# Goal:
Copy out each line exactly as it appears.

# Information given:
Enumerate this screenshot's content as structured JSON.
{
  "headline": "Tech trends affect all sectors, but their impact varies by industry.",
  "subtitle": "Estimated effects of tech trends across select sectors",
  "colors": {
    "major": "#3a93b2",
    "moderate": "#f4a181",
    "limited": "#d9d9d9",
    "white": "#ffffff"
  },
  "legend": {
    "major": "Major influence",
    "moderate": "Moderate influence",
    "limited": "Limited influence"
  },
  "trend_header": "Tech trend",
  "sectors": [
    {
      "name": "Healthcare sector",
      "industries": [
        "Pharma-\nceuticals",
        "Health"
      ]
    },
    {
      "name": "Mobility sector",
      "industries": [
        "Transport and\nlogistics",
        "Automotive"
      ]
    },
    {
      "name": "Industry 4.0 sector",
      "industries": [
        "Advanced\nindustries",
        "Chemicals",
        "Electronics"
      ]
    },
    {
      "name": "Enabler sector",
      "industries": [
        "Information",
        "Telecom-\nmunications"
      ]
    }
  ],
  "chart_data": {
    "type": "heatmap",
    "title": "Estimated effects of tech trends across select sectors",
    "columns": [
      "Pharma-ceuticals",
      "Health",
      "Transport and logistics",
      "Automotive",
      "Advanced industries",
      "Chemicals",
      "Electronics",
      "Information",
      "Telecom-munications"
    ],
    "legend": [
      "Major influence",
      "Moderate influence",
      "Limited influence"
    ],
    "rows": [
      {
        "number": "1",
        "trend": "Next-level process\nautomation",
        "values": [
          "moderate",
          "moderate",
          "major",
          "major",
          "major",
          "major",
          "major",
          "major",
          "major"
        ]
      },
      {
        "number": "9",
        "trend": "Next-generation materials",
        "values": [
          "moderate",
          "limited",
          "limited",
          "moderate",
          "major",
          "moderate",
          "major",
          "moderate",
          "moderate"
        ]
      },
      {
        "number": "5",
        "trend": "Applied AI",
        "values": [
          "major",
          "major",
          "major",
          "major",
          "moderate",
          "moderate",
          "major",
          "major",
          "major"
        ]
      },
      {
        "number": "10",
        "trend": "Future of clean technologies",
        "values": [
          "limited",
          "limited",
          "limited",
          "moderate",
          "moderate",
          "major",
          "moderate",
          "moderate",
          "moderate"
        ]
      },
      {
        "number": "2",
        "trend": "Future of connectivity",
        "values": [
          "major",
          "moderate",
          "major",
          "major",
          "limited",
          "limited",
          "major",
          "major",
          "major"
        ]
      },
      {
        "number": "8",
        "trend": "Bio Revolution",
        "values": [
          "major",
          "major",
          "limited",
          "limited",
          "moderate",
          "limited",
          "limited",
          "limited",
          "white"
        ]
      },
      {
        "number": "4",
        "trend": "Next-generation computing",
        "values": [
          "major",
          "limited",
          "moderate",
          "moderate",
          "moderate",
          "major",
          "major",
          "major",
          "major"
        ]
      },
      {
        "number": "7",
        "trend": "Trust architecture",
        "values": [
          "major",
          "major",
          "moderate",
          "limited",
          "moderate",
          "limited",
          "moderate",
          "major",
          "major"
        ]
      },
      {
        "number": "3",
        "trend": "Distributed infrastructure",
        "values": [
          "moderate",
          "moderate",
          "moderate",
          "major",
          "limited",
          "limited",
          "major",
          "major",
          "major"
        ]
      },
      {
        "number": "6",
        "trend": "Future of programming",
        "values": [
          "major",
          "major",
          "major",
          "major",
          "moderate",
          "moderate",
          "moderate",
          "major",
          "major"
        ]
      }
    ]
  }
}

# Full solution:
Enumerate this screenshot's content as structured JSON.
{
  "headline": "Tech trends affect all sectors, but their impact varies by industry.",
  "subtitle": "Estimated effects of tech trends across select sectors",
  "colors": {
    "major": "#3a93b2",
    "moderate": "#f4a181",
    "limited": "#d9d9d9",
    "white": "#ffffff"
  },
  "legend": {
    "major": "Major influence",
    "moderate": "Moderate influence",
    "limited": "Limited influence"
  },
  "trend_header": "Tech trend",
  "sectors": [
    {
      "name": "Healthcare sector",
      "industries": [
        "Pharma-\nceuticals",
        "Health"
      ]
    },
    {
      "name": "Mobility sector",
      "industries": [
        "Transport and\nlogistics",
        "Automotive"
      ]
    },
    {
      "name": "Industry 4.0 sector",
      "industries": [
        "Advanced\nindustries",
        "Chemicals",
        "Electronics"
      ]
    },
    {
      "name": "Enabler sector",
      "industries": [
        "Information",
        "Telecom-\nmunications"
      ]
    }
  ],
  "chart_data": {
    "type": "heatmap",
    "title": "Estimated effects of tech trends across select sectors",
    "columns": [
      "Pharma-ceuticals",
      "Health",
      "Transport and logistics",
      "Automotive",
      "Advanced industries",
      "Chemicals",
      "Electronics",
      "Information",
      "Telecom-munications"
    ],
    "legend": [
      "Major influence",
      "Moderate influence",
      "Limited influence"
    ],
    "rows": [
      {
        "number": "1",
        "trend": "Next-level process\nautomation",
        "values": [
          "moderate",
          "moderate",
          "major",
          "major",
          "major",
          "major",
          "major",
          "major",
          "major"
        ]
      },
      {
        "number": "9",
        "trend": "Next-generation materials",
        "values": [
          "moderate",
          "limited",
          "limited",
          "moderate",
          "major",
          "moderate",
          "major",
          "moderate",
          "moderate"
        ]
      },
      {
        "number": "5",
        "trend": "Applied AI",
        "values": [
          "major",
          "major",
          "major",
          "major",
          "moderate",
          "moderate",
          "major",
          "major",
          "major"
        ]
      },
      {
        "number": "10",
        "trend": "Future of clean technologies",
        "values": [
          "limited",
          "limited",
          "limited",
          "moderate",
          "moderate",
          "major",
          "moderate",
          "moderate",
          "moderate"
        ]
      },
      {
        "number": "2",
        "trend": "Future of connectivity",
        "values": [
          "major",
          "moderate",
          "major",
          "major",
          "limited",
          "limited",
          "major",
          "major",
          "major"
        ]
      },
      {
        "number": "8",
        "trend": "Bio Revolution",
        "values": [
          "major",
          "major",
          "limited",
          "limited",
          "moderate",
          "limited",
          "limited",
          "limited",
          "white"
        ]
      },
      {
        "number": "4",
        "trend": "Next-generation computing",
        "values": [
          "major",
          "limited",
          "moderate",
          "moderate",
          "moderate",
          "major",
          "major",
          "major",
          "major"
        ]
      },
      {
        "number": "7",
        "trend": "Trust architecture",
        "values": [
          "major",
          "major",
          "moderate",
          "limited",
          "moderate",
          "limited",
          "moderate",
          "major",
          "major"
        ]
      },
      {
        "number": "3",
        "trend": "Distributed infrastructure",
        "values": [
          "moderate",
          "moderate",
          "moderate",
          "major",
          "limited",
          "limited",
          "major",
          "major",
          "major"
        ]
      },
      {
        "number": "6",
        "trend": "Future of programming",
        "values": [
          "major",
          "major",
          "major",
          "major",
          "moderate",
          "moderate",
          "moderate",
          "major",
          "major"
        ]
      }
    ]
  }
}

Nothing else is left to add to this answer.